RECORDS FOR THIS TASK:
● ● ● ● ● ● ●
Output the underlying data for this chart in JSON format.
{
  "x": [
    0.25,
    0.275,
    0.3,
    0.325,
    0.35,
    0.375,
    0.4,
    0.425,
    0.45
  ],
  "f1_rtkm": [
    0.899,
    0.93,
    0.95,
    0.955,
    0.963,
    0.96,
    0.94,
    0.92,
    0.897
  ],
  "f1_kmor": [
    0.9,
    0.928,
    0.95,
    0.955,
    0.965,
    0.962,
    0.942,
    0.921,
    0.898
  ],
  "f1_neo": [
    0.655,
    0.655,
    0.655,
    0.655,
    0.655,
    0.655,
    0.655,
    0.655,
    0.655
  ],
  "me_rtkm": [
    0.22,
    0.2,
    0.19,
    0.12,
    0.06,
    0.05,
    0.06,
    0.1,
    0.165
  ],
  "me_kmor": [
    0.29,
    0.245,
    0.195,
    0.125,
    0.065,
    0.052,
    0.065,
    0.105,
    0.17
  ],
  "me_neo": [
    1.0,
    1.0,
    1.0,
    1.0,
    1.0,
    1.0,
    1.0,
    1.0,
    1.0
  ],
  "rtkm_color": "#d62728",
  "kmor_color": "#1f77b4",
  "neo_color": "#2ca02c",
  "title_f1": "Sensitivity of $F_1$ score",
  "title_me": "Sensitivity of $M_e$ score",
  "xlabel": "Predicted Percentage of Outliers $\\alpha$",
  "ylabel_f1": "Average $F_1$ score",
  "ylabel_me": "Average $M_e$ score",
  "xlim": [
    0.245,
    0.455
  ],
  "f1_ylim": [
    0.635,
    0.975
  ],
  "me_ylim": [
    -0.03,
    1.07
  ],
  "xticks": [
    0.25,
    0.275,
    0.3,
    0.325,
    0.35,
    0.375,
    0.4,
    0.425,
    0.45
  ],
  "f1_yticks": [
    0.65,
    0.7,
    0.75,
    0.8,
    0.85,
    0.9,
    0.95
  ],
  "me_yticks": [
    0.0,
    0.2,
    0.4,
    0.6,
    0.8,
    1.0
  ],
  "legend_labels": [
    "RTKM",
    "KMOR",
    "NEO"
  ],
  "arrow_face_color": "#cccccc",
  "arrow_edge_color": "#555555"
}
● ● ● ● ● ● ●
TASK PROMPT: The records above should be duplicated in full, exactly as given.

RESPONSE TO THIS TASK:
Output the underlying data for this chart in JSON format.
{
  "x": [
    0.25,
    0.275,
    0.3,
    0.325,
    0.35,
    0.375,
    0.4,
    0.425,
    0.45
  ],
  "f1_rtkm": [
    0.899,
    0.93,
    0.95,
    0.955,
    0.963,
    0.96,
    0.94,
    0.92,
    0.897
  ],
  "f1_kmor": [
    0.9,
    0.928,
    0.95,
    0.955,
    0.965,
    0.962,
    0.942,
    0.921,
    0.898
  ],
  "f1_neo": [
    0.655,
    0.655,
    0.655,
    0.655,
    0.655,
    0.655,
    0.655,
    0.655,
    0.655
  ],
  "me_rtkm": [
    0.22,
    0.2,
    0.19,
    0.12,
    0.06,
    0.05,
    0.06,
    0.1,
    0.165
  ],
  "me_kmor": [
    0.29,
    0.245,
    0.195,
    0.125,
    0.065,
    0.052,
    0.065,
    0.105,
    0.17
  ],
  "me_neo": [
    1.0,
    1.0,
    1.0,
    1.0,
    1.0,
    1.0,
    1.0,
    1.0,
    1.0
  ],
  "rtkm_color": "#d62728",
  "kmor_color": "#1f77b4",
  "neo_color": "#2ca02c",
  "title_f1": "Sensitivity of $F_1$ score",
  "title_me": "Sensitivity of $M_e$ score",
  "xlabel": "Predicted Percentage of Outliers $\\alpha$",
  "ylabel_f1": "Average $F_1$ score",
  "ylabel_me": "Average $M_e$ score",
  "xlim": [
    0.245,
    0.455
  ],
  "f1_ylim": [
    0.635,
    0.975
  ],
  "me_ylim": [
    -0.03,
    1.07
  ],
  "xticks": [
    0.25,
    0.275,
    0.3,
    0.325,
    0.35,
    0.375,
    0.4,
    0.425,
    0.45
  ],
  "f1_yticks": [
    0.65,
    0.7,
    0.75,
    0.8,
    0.85,
    0.9,
    0.95
  ],
  "me_yticks": [
    0.0,
    0.2,
    0.4,
    0.6,
    0.8,
    1.0
  ],
  "legend_labels": [
    "RTKM",
    "KMOR",
    "NEO"
  ],
  "arrow_face_color": "#cccccc",
  "arrow_edge_color": "#555555"
}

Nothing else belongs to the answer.